- What is asked
Pick out each line below containing "Save".

- Information supplied
= = = = =

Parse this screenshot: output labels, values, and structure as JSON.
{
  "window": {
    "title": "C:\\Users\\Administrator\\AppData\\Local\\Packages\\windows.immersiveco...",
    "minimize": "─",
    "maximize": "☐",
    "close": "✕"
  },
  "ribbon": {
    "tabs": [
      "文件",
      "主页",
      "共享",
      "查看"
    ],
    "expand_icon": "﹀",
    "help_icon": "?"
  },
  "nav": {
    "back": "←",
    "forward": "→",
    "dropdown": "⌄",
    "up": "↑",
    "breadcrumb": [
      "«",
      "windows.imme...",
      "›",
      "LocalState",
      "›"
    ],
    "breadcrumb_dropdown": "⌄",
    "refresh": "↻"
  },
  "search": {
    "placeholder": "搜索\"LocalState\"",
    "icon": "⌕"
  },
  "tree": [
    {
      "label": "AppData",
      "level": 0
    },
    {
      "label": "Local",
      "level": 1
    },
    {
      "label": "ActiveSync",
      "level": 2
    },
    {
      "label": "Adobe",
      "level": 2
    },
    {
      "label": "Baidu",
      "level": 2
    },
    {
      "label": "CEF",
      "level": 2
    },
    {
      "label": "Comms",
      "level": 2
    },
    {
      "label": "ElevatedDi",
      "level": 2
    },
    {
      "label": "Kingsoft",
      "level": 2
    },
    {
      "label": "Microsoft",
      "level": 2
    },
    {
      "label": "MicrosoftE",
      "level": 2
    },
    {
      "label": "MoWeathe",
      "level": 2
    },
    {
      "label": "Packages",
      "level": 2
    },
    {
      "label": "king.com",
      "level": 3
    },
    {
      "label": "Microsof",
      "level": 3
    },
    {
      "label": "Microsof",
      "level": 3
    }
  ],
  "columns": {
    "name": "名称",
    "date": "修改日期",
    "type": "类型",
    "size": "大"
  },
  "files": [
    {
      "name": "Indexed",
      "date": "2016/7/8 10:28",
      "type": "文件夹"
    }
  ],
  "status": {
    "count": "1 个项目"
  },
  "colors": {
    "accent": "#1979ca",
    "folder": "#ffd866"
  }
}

= = = = =

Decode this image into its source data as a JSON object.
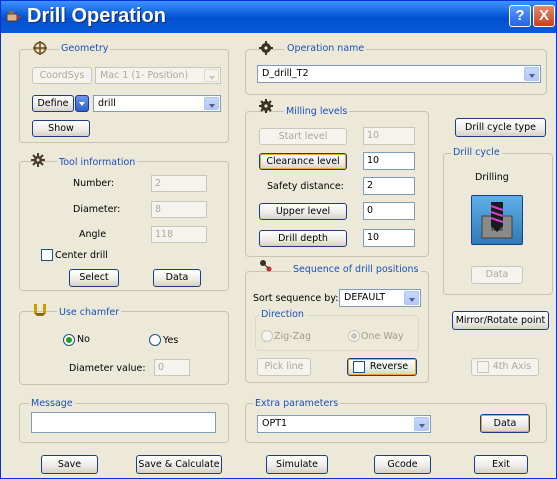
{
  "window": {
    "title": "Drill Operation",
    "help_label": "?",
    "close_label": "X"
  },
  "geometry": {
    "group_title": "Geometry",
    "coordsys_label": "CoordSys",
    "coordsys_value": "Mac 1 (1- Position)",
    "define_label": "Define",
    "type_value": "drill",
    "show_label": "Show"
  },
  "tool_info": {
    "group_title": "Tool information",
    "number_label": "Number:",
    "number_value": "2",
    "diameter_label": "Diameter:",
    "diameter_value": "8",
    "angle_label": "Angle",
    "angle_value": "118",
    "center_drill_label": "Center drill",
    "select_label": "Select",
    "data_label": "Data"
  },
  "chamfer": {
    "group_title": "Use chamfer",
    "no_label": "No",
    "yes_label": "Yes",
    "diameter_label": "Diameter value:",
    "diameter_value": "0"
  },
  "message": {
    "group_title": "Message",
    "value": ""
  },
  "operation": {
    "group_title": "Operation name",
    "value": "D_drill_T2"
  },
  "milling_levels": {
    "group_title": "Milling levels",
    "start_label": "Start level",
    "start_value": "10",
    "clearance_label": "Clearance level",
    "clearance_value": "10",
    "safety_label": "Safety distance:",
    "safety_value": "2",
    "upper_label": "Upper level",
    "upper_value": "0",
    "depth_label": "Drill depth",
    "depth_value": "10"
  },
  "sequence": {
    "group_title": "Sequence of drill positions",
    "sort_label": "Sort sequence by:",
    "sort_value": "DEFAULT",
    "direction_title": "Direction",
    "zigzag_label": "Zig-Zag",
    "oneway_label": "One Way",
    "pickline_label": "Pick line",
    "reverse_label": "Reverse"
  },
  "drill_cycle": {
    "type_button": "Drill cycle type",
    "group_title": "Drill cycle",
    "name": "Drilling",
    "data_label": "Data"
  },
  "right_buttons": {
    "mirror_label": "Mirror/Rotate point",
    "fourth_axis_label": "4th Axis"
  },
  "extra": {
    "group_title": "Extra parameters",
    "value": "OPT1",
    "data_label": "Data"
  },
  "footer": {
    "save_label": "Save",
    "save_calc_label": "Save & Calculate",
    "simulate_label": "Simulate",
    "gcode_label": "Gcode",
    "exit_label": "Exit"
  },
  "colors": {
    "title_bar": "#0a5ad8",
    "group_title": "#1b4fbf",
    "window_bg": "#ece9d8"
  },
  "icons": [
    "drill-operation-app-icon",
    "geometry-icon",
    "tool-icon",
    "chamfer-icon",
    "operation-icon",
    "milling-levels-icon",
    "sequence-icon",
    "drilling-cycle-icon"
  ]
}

= = = = =

- Solution below
    "save_label": "Save",
    "save_calc_label": "Save & Calculate",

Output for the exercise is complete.